__Work required__. Output each line exactly as it appears, skipping any embedded picture.

__Records__.
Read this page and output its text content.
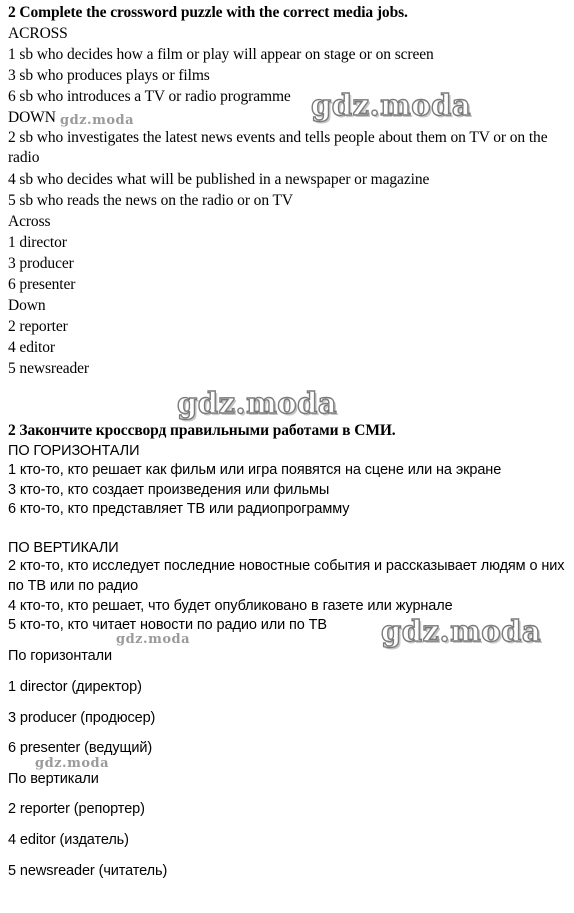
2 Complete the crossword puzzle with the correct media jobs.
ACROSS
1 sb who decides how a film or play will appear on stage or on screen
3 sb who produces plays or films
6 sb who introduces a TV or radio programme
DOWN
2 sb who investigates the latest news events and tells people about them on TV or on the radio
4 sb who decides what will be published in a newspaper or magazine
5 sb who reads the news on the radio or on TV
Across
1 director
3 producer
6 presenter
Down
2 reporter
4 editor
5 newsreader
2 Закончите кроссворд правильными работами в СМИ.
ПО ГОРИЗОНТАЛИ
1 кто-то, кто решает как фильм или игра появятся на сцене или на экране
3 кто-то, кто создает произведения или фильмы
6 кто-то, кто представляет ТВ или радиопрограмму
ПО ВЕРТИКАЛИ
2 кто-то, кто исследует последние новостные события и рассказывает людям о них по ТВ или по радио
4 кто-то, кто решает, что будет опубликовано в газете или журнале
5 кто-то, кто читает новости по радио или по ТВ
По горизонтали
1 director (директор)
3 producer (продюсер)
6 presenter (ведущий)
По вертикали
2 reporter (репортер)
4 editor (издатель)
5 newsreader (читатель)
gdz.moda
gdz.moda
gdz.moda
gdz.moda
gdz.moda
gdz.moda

__Complete output__.
Read this page and output its text content.
2 Complete the crossword puzzle with the correct media jobs.
ACROSS
1 sb who decides how a film or play will appear on stage or on screen
3 sb who produces plays or films
6 sb who introduces a TV or radio programme
DOWN
2 sb who investigates the latest news events and tells people about them on TV or on the radio
4 sb who decides what will be published in a newspaper or magazine
5 sb who reads the news on the radio or on TV
Across
1 director
3 producer
6 presenter
Down
2 reporter
4 editor
5 newsreader
2 Закончите кроссворд правильными работами в СМИ.
ПО ГОРИЗОНТАЛИ
1 кто-то, кто решает как фильм или игра появятся на сцене или на экране
3 кто-то, кто создает произведения или фильмы
6 кто-то, кто представляет ТВ или радиопрограмму
ПО ВЕРТИКАЛИ
2 кто-то, кто исследует последние новостные события и рассказывает людям о них по ТВ или по радио
4 кто-то, кто решает, что будет опубликовано в газете или журнале
5 кто-то, кто читает новости по радио или по ТВ
По горизонтали
1 director (директор)
3 producer (продюсер)
6 presenter (ведущий)
По вертикали
2 reporter (репортер)
4 editor (издатель)
5 newsreader (читатель)
gdz.moda
gdz.moda
gdz.moda
gdz.moda
gdz.moda
gdz.moda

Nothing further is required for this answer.